Entries with figure data
**********
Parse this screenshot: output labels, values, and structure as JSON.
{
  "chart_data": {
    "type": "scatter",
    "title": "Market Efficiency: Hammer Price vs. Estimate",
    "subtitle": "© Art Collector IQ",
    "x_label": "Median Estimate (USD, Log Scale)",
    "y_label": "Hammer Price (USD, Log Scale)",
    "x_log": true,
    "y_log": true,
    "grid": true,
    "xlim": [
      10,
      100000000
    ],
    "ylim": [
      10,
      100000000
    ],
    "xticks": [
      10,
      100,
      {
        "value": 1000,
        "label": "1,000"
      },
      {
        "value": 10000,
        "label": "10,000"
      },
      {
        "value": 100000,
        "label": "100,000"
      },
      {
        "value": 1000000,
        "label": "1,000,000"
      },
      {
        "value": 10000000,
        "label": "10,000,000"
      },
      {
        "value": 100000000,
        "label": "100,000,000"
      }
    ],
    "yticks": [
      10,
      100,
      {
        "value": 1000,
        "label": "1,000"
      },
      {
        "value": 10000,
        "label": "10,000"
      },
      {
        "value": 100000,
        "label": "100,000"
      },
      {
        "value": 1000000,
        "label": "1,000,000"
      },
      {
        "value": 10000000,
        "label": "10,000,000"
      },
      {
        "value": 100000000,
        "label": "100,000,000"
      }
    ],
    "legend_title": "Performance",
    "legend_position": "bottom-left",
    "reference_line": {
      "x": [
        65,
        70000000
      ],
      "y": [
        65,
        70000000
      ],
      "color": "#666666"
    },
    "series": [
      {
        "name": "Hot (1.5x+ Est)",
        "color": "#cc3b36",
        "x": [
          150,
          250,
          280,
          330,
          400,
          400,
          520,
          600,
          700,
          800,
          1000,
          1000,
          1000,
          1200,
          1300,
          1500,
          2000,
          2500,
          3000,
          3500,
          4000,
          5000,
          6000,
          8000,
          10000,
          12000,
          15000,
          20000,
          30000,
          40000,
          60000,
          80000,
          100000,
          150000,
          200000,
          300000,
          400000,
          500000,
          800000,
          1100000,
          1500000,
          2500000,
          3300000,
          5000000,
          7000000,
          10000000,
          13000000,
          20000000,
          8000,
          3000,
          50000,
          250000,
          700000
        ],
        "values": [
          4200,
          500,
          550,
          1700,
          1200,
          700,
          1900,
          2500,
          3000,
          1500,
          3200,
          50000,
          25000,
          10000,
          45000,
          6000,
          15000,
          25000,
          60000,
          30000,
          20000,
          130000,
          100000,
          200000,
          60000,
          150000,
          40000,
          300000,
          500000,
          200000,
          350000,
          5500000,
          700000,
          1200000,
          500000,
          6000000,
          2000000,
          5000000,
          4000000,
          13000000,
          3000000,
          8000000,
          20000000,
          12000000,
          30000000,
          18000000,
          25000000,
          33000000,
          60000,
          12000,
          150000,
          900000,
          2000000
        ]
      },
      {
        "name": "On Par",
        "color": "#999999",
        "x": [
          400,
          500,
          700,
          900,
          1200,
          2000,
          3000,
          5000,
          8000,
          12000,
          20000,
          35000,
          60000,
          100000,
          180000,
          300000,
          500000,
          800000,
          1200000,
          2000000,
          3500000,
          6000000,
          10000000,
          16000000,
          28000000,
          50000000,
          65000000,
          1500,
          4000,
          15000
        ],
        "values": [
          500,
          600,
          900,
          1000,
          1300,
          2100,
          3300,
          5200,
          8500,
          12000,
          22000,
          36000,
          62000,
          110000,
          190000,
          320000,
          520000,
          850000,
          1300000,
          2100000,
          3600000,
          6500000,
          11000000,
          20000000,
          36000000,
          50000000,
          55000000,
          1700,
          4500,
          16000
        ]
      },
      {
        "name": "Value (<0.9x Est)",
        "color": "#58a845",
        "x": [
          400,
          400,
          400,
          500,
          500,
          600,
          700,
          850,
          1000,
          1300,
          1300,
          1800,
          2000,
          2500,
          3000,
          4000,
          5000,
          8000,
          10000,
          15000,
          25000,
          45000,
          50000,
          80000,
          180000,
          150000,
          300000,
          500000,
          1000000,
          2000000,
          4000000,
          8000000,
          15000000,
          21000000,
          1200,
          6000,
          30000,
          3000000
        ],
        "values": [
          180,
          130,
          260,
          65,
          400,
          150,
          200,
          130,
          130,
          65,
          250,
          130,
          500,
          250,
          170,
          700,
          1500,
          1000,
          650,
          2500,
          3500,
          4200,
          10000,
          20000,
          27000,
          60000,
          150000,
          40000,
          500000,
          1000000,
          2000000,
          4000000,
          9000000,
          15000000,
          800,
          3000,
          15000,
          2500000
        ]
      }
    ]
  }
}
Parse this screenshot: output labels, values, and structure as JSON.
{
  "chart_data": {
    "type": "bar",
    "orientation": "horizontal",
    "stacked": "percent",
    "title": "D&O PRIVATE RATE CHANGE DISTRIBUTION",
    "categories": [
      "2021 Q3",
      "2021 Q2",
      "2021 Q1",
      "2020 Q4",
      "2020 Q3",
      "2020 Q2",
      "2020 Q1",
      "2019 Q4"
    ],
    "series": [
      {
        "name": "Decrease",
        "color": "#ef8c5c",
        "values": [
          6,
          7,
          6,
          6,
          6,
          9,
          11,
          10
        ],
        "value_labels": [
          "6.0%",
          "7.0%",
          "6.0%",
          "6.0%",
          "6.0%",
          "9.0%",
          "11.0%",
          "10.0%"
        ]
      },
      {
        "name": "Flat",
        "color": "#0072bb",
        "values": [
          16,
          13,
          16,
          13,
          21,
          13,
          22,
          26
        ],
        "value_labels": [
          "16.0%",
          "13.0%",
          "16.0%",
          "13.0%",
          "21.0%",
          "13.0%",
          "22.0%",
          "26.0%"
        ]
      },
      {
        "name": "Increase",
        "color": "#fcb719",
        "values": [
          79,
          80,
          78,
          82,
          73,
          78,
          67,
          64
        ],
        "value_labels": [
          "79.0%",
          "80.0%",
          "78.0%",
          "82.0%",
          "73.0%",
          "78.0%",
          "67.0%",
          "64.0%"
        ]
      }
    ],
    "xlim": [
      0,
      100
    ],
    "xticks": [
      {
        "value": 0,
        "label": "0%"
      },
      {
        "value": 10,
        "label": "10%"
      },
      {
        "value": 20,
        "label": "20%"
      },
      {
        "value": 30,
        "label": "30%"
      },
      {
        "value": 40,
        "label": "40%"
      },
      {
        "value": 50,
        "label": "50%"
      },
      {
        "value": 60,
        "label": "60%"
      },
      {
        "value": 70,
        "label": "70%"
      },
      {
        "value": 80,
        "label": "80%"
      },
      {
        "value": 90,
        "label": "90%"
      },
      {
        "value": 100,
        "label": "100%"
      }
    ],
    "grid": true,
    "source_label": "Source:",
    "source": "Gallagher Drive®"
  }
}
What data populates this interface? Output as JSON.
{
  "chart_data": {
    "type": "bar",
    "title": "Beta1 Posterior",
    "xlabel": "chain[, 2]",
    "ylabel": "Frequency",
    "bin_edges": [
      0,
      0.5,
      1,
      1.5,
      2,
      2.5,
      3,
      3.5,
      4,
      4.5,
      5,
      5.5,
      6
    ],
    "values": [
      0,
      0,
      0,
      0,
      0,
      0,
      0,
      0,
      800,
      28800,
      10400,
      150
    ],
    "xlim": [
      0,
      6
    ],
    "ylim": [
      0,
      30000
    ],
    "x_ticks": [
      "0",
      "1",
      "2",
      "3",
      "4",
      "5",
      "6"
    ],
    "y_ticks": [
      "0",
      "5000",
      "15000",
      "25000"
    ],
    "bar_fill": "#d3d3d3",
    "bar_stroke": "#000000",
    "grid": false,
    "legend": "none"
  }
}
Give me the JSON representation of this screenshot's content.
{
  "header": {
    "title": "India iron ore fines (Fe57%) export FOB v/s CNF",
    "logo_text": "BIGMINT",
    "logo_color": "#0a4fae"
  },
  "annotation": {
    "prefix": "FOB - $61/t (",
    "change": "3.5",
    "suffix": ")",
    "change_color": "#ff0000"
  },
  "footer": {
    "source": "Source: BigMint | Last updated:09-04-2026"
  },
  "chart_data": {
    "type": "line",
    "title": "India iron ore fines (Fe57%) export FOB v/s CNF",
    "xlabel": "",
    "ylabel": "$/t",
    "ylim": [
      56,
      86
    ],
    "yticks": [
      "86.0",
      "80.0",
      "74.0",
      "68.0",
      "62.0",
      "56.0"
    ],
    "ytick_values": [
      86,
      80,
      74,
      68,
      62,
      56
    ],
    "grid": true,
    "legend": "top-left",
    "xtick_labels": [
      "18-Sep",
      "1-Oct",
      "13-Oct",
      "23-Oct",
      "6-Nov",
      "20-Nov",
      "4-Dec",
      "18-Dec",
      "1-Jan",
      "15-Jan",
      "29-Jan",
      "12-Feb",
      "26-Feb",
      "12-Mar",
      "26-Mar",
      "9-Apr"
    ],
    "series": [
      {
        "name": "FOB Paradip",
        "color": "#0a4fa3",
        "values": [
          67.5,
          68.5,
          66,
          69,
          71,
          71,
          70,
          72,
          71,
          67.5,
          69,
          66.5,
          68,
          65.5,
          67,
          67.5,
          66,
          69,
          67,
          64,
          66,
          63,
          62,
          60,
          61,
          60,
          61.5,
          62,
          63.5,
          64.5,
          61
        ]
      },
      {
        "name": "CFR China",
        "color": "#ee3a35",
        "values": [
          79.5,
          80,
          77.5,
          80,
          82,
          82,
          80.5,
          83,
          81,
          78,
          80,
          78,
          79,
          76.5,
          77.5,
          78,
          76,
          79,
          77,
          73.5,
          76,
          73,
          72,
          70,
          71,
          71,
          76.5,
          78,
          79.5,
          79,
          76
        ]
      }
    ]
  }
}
**********
Extract all lines containing the word "Price".

▸ **Exercise solution**
    "title": "Market Efficiency: Hammer Price vs. Estimate",
    "y_label": "Hammer Price (USD, Log Scale)",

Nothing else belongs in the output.